[The exercise] Each entry here needs to be set down again exactly, please; pictures are left out.

******************************

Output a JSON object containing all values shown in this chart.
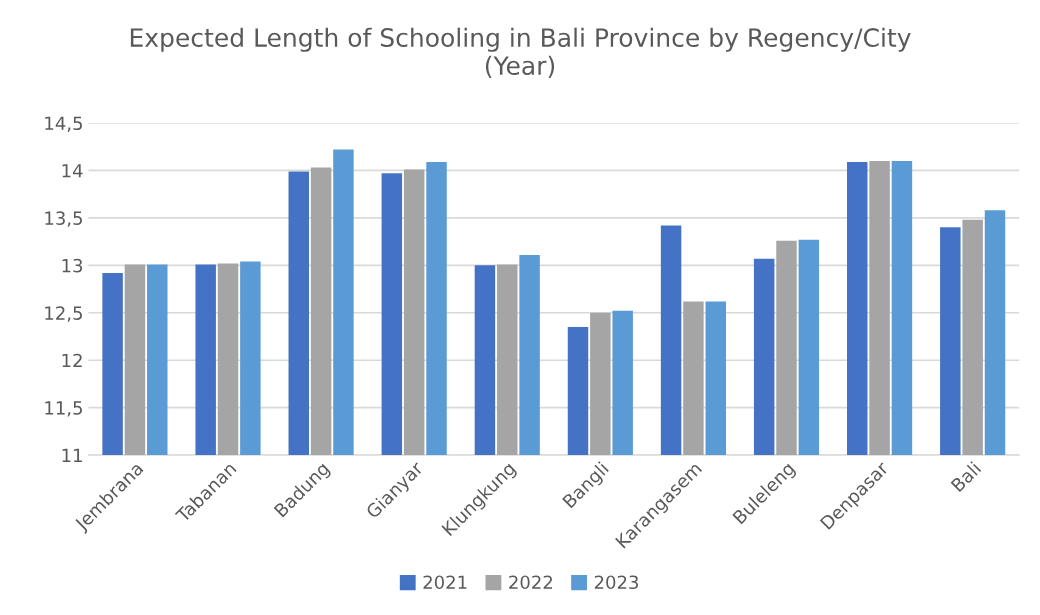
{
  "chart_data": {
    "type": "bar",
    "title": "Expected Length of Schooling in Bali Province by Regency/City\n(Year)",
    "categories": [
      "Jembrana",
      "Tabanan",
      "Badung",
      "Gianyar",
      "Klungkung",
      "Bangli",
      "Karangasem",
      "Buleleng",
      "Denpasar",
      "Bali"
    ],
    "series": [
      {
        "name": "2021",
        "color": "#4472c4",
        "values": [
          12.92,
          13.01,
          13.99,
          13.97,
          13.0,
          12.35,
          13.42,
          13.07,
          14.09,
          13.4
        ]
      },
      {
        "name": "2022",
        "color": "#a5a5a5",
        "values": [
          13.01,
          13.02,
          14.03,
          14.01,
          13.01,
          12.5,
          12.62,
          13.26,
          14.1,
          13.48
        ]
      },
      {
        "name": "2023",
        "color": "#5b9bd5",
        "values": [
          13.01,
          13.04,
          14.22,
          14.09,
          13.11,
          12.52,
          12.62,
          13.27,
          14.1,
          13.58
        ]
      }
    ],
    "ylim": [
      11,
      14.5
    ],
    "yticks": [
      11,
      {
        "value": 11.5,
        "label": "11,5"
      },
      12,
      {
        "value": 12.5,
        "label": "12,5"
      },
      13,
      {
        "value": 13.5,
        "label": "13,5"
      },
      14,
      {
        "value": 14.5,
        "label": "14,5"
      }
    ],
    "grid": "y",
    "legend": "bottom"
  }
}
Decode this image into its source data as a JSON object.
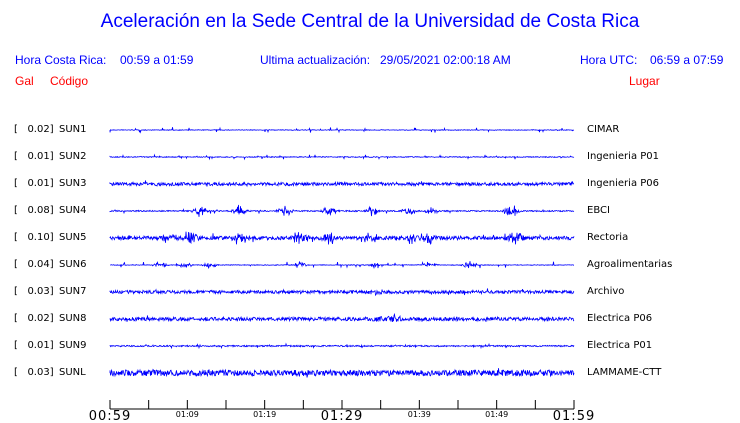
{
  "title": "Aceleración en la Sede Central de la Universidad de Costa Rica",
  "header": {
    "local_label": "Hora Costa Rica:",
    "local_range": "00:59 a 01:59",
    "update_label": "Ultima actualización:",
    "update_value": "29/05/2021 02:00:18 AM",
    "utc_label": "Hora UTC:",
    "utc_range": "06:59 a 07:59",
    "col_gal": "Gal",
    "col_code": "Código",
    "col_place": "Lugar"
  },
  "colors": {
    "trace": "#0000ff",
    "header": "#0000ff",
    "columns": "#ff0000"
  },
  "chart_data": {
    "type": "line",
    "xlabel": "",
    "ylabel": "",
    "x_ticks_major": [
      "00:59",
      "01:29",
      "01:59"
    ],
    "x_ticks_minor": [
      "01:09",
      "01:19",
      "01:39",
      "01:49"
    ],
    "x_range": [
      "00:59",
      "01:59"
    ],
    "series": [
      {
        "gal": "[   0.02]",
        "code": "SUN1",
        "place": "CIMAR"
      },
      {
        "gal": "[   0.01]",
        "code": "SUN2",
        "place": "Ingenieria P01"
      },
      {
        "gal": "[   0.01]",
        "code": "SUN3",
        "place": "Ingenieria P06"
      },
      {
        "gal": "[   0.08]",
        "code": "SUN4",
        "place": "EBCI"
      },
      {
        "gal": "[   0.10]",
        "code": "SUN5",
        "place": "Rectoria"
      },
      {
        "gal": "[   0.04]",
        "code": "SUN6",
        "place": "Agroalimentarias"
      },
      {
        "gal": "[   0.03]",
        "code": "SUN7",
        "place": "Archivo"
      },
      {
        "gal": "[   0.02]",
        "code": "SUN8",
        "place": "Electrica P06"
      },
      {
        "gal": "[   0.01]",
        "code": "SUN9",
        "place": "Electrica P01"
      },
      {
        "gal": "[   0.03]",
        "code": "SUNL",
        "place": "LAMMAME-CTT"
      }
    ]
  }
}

******************************

[Correct result]
Output a JSON object containing all values shown in this chart.
{
  "chart_data": {
    "type": "bar",
    "title": "Expected Length of Schooling in Bali Province by Regency/City\n(Year)",
    "categories": [
      "Jembrana",
      "Tabanan",
      "Badung",
      "Gianyar",
      "Klungkung",
      "Bangli",
      "Karangasem",
      "Buleleng",
      "Denpasar",
      "Bali"
    ],
    "series": [
      {
        "name": "2021",
        "color": "#4472c4",
        "values": [
          12.92,
          13.01,
          13.99,
          13.97,
          13.0,
          12.35,
          13.42,
          13.07,
          14.09,
          13.4
        ]
      },
      {
        "name": "2022",
        "color": "#a5a5a5",
        "values": [
          13.01,
          13.02,
          14.03,
          14.01,
          13.01,
          12.5,
          12.62,
          13.26,
          14.1,
          13.48
        ]
      },
      {
        "name": "2023",
        "color": "#5b9bd5",
        "values": [
          13.01,
          13.04,
          14.22,
          14.09,
          13.11,
          12.52,
          12.62,
          13.27,
          14.1,
          13.58
        ]
      }
    ],
    "ylim": [
      11,
      14.5
    ],
    "yticks": [
      11,
      {
        "value": 11.5,
        "label": "11,5"
      },
      12,
      {
        "value": 12.5,
        "label": "12,5"
      },
      13,
      {
        "value": 13.5,
        "label": "13,5"
      },
      14,
      {
        "value": 14.5,
        "label": "14,5"
      }
    ],
    "grid": "y",
    "legend": "bottom"
  }
}
Decode this image into its source data as a JSON object.
{
  "title": "Aceleración en la Sede Central de la Universidad de Costa Rica",
  "header": {
    "local_label": "Hora Costa Rica:",
    "local_range": "00:59 a 01:59",
    "update_label": "Ultima actualización:",
    "update_value": "29/05/2021 02:00:18 AM",
    "utc_label": "Hora UTC:",
    "utc_range": "06:59 a 07:59",
    "col_gal": "Gal",
    "col_code": "Código",
    "col_place": "Lugar"
  },
  "colors": {
    "trace": "#0000ff",
    "header": "#0000ff",
    "columns": "#ff0000"
  },
  "chart_data": {
    "type": "line",
    "xlabel": "",
    "ylabel": "",
    "x_ticks_major": [
      "00:59",
      "01:29",
      "01:59"
    ],
    "x_ticks_minor": [
      "01:09",
      "01:19",
      "01:39",
      "01:49"
    ],
    "x_range": [
      "00:59",
      "01:59"
    ],
    "series": [
      {
        "gal": "[   0.02]",
        "code": "SUN1",
        "place": "CIMAR"
      },
      {
        "gal": "[   0.01]",
        "code": "SUN2",
        "place": "Ingenieria P01"
      },
      {
        "gal": "[   0.01]",
        "code": "SUN3",
        "place": "Ingenieria P06"
      },
      {
        "gal": "[   0.08]",
        "code": "SUN4",
        "place": "EBCI"
      },
      {
        "gal": "[   0.10]",
        "code": "SUN5",
        "place": "Rectoria"
      },
      {
        "gal": "[   0.04]",
        "code": "SUN6",
        "place": "Agroalimentarias"
      },
      {
        "gal": "[   0.03]",
        "code": "SUN7",
        "place": "Archivo"
      },
      {
        "gal": "[   0.02]",
        "code": "SUN8",
        "place": "Electrica P06"
      },
      {
        "gal": "[   0.01]",
        "code": "SUN9",
        "place": "Electrica P01"
      },
      {
        "gal": "[   0.03]",
        "code": "SUNL",
        "place": "LAMMAME-CTT"
      }
    ]
  }
}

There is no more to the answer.